[START OF EXTRACTED RECORDS]

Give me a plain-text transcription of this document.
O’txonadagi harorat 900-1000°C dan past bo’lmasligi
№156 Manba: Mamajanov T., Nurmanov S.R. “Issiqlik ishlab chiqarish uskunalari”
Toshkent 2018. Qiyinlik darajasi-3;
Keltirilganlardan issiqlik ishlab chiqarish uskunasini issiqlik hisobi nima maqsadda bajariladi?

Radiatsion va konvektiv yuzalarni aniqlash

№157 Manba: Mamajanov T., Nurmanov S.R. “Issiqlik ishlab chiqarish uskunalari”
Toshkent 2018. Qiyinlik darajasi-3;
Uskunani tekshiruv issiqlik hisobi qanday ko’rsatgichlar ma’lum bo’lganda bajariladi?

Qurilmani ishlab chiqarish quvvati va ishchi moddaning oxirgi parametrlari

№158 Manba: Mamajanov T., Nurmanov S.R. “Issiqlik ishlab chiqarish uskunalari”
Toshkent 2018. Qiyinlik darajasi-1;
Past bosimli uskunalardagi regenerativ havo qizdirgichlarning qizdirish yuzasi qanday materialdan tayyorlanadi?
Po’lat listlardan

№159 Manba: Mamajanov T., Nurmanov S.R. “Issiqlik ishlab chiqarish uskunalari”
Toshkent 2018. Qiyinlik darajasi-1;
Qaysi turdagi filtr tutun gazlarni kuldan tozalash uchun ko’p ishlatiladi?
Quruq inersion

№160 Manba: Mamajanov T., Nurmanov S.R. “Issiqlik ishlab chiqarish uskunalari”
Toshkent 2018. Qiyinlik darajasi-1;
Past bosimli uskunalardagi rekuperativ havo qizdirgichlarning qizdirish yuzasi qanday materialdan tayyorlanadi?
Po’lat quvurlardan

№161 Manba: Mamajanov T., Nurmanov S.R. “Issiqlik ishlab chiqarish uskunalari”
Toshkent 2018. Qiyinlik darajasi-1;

[END OF EXTRACTED RECORDS]
[START OF EXTRACTED RECORDS]

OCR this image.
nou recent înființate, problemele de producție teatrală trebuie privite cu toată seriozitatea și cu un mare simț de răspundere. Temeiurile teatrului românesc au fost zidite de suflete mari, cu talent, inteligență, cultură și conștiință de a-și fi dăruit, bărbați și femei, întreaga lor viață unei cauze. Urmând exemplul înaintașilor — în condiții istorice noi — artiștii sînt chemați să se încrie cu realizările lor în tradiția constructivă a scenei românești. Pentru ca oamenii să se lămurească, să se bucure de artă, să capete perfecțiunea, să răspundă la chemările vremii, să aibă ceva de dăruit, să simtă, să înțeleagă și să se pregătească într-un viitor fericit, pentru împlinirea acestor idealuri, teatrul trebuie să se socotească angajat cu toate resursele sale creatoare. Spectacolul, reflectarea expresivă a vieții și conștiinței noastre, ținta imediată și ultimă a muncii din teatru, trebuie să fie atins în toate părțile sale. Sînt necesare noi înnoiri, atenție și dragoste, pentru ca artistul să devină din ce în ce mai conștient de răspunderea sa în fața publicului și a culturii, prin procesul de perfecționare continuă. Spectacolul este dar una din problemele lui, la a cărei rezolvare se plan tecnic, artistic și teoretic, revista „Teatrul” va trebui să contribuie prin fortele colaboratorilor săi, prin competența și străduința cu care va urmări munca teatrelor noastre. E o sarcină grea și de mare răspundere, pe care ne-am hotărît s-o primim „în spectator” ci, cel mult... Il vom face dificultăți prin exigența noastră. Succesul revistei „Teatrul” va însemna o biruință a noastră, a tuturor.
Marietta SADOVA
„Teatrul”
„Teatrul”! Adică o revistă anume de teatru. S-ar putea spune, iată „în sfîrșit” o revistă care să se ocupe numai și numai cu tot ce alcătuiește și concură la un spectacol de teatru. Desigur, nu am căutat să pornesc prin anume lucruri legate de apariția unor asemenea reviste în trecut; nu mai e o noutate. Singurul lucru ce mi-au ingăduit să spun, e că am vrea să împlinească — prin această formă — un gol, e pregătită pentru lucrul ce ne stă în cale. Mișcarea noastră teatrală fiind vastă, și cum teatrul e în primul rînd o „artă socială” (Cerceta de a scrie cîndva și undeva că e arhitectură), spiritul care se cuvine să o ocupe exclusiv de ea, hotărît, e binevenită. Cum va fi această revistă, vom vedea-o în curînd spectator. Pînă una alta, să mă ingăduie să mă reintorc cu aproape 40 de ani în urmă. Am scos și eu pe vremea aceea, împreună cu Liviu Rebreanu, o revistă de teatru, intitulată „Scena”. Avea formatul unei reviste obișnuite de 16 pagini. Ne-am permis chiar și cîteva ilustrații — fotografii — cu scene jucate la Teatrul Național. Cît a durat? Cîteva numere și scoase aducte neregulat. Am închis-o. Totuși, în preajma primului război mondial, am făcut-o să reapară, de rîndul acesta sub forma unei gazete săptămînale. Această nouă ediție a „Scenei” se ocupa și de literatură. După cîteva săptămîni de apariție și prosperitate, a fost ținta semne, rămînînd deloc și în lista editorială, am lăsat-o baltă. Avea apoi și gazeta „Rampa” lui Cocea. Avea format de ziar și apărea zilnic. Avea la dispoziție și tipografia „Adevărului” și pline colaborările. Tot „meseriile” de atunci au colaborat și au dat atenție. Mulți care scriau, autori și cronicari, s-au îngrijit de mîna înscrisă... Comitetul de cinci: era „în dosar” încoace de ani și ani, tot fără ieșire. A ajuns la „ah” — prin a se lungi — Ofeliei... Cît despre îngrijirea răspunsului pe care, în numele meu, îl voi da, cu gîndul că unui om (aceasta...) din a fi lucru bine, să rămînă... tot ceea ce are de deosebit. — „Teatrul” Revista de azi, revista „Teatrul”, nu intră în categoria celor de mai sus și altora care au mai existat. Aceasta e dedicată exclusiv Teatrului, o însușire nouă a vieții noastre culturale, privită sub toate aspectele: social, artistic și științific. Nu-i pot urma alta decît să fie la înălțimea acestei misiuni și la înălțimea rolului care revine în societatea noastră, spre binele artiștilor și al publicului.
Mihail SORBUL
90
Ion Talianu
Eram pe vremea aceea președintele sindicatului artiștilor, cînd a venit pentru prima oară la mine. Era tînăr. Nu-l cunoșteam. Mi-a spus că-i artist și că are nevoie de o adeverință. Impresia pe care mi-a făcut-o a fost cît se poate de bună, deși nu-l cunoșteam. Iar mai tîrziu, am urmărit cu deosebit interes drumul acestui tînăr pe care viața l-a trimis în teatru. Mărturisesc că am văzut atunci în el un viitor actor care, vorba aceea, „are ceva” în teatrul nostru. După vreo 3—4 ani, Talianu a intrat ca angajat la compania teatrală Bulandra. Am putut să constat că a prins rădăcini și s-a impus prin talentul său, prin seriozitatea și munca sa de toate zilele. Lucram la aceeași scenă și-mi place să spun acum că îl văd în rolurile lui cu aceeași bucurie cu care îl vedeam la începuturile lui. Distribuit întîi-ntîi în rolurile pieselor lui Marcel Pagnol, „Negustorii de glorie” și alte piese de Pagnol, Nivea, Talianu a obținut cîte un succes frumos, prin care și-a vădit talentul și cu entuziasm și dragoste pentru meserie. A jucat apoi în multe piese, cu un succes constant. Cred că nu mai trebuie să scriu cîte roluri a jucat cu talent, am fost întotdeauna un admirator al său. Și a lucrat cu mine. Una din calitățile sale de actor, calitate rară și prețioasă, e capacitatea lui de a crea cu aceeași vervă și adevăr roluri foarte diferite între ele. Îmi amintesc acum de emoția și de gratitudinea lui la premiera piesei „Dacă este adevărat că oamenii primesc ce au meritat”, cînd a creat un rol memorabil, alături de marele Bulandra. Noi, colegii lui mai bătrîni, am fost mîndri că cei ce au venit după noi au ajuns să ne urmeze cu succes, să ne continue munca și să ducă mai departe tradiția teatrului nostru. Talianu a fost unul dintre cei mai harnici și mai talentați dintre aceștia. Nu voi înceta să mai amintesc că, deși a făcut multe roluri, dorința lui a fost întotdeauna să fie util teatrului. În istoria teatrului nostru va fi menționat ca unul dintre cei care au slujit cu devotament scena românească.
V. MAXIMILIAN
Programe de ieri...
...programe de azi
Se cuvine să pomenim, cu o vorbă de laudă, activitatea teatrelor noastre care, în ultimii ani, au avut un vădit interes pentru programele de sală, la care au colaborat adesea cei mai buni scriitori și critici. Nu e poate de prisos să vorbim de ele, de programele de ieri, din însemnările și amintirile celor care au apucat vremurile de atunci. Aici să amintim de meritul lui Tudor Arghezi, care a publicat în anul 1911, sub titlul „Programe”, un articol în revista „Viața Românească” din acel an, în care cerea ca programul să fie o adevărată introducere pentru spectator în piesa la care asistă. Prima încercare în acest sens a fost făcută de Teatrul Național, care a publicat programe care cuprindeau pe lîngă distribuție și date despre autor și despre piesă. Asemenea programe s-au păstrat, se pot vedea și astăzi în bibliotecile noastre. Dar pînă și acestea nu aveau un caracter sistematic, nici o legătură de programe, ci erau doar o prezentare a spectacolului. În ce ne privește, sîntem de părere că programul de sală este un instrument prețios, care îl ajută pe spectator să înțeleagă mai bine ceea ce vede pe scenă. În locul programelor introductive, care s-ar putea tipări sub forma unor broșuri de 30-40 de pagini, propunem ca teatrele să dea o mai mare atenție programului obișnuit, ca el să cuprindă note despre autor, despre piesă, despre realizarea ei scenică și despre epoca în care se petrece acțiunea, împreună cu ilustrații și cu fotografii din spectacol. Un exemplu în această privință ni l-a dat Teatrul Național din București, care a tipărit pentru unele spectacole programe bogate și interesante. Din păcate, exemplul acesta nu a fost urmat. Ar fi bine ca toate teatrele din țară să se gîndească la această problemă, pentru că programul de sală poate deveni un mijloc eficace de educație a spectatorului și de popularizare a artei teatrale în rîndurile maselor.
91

[END OF EXTRACTED RECORDS]

-- INSTRUCTIONS TO FOLLOW --
Examine the data above and state how many of its lines contain the word "Nurmanov", with no further remarks.

-- COMPLETED EXERCISE --
6